## JOB
Check each line of the records below and collect those holding "страницы".
━━━━
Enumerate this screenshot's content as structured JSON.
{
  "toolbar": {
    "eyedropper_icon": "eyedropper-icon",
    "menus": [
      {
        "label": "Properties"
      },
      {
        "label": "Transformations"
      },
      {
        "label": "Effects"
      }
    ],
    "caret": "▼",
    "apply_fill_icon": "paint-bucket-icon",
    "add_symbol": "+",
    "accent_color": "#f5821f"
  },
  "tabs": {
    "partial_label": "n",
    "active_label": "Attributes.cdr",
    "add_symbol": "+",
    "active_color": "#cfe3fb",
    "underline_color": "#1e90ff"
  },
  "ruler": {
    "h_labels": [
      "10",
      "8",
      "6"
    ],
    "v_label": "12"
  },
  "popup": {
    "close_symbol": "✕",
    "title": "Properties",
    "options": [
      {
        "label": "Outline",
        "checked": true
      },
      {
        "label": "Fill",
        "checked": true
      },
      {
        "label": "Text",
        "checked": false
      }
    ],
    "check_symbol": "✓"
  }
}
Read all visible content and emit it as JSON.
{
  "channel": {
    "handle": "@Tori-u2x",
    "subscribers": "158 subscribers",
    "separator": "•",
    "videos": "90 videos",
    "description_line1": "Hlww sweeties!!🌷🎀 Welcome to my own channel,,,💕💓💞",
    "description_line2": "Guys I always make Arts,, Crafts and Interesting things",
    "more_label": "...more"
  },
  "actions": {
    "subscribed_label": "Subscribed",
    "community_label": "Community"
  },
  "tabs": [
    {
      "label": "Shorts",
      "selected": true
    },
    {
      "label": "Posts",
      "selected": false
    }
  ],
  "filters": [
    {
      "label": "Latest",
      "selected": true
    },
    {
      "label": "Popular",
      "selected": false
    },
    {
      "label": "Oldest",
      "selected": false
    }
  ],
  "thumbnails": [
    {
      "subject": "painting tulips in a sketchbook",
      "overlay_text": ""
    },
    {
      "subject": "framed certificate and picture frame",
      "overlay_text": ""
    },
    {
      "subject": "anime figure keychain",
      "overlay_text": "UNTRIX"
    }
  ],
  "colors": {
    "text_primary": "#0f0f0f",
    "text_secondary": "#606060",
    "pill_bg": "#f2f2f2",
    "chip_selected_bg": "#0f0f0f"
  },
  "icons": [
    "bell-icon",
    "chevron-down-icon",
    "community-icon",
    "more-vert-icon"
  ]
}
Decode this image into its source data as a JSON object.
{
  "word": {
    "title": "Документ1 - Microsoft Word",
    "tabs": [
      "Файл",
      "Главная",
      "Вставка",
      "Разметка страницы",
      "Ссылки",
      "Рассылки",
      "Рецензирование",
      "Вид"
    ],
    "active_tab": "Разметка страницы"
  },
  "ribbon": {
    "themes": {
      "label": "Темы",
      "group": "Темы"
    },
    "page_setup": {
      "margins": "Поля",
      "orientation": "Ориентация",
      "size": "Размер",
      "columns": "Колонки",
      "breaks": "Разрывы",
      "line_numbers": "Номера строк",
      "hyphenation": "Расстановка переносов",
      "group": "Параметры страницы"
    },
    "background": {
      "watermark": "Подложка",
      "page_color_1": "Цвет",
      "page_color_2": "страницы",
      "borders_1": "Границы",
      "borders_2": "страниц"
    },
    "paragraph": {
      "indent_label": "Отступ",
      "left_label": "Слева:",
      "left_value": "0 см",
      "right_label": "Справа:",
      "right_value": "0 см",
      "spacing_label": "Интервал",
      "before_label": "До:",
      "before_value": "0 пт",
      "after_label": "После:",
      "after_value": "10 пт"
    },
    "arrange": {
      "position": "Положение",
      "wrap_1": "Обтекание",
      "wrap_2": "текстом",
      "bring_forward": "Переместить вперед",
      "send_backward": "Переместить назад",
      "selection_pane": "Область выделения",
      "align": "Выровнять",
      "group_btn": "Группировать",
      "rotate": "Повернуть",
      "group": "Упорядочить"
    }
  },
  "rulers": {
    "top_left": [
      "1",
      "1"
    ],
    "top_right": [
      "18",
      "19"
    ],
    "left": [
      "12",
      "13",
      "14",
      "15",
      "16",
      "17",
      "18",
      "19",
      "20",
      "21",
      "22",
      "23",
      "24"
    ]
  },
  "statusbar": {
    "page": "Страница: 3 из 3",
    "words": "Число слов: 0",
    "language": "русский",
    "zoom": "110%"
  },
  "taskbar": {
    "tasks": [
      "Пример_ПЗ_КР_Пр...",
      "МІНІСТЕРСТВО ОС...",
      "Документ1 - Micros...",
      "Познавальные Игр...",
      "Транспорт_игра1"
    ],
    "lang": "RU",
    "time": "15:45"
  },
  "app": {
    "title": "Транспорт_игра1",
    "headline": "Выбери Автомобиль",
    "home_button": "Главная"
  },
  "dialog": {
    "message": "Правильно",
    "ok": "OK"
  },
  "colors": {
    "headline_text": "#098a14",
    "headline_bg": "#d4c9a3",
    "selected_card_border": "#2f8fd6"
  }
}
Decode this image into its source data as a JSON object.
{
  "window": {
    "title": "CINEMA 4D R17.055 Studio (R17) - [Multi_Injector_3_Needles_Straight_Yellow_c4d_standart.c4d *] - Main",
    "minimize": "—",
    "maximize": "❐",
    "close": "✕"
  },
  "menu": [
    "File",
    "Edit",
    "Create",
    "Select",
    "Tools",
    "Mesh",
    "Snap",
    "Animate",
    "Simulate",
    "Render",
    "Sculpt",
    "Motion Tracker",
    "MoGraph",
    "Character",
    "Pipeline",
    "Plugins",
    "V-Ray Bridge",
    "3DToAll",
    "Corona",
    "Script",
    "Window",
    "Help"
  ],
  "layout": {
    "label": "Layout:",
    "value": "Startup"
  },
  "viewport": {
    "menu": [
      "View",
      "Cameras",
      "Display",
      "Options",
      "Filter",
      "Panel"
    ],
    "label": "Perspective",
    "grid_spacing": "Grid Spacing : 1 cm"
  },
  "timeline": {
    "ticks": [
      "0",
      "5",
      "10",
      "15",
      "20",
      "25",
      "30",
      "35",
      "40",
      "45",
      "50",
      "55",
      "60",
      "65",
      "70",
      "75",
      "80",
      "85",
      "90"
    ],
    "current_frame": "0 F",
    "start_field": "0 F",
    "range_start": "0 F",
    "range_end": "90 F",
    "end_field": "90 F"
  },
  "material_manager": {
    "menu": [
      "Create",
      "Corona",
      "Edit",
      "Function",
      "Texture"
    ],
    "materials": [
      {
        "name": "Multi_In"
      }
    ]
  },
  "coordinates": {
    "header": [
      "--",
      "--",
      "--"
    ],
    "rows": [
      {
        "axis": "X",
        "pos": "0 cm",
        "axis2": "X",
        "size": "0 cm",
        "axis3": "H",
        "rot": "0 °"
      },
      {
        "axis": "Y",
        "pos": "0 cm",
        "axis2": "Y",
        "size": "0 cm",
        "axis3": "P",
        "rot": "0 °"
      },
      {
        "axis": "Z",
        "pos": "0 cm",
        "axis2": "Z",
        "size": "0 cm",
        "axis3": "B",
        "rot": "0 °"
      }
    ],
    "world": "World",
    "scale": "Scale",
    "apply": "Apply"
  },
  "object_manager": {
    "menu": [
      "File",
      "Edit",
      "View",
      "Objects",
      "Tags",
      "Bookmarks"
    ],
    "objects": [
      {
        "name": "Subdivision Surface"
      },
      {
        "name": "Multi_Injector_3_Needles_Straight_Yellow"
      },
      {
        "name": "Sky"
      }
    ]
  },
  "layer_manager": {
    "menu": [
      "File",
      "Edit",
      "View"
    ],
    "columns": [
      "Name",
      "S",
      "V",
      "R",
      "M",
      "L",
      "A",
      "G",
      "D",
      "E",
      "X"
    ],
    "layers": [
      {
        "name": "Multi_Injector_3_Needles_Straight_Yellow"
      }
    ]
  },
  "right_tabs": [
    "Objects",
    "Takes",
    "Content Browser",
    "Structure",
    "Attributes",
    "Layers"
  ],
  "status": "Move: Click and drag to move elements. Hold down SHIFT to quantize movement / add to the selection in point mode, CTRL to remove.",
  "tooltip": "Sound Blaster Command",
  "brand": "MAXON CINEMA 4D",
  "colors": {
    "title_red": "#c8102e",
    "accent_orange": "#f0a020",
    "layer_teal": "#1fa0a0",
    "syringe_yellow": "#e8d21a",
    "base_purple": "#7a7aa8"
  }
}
━━━━
## COMPLETE OUTPUT
      "Разметка страницы",
    "active_tab": "Разметка страницы"
      "group": "Параметры страницы"
      "page_color_2": "страницы",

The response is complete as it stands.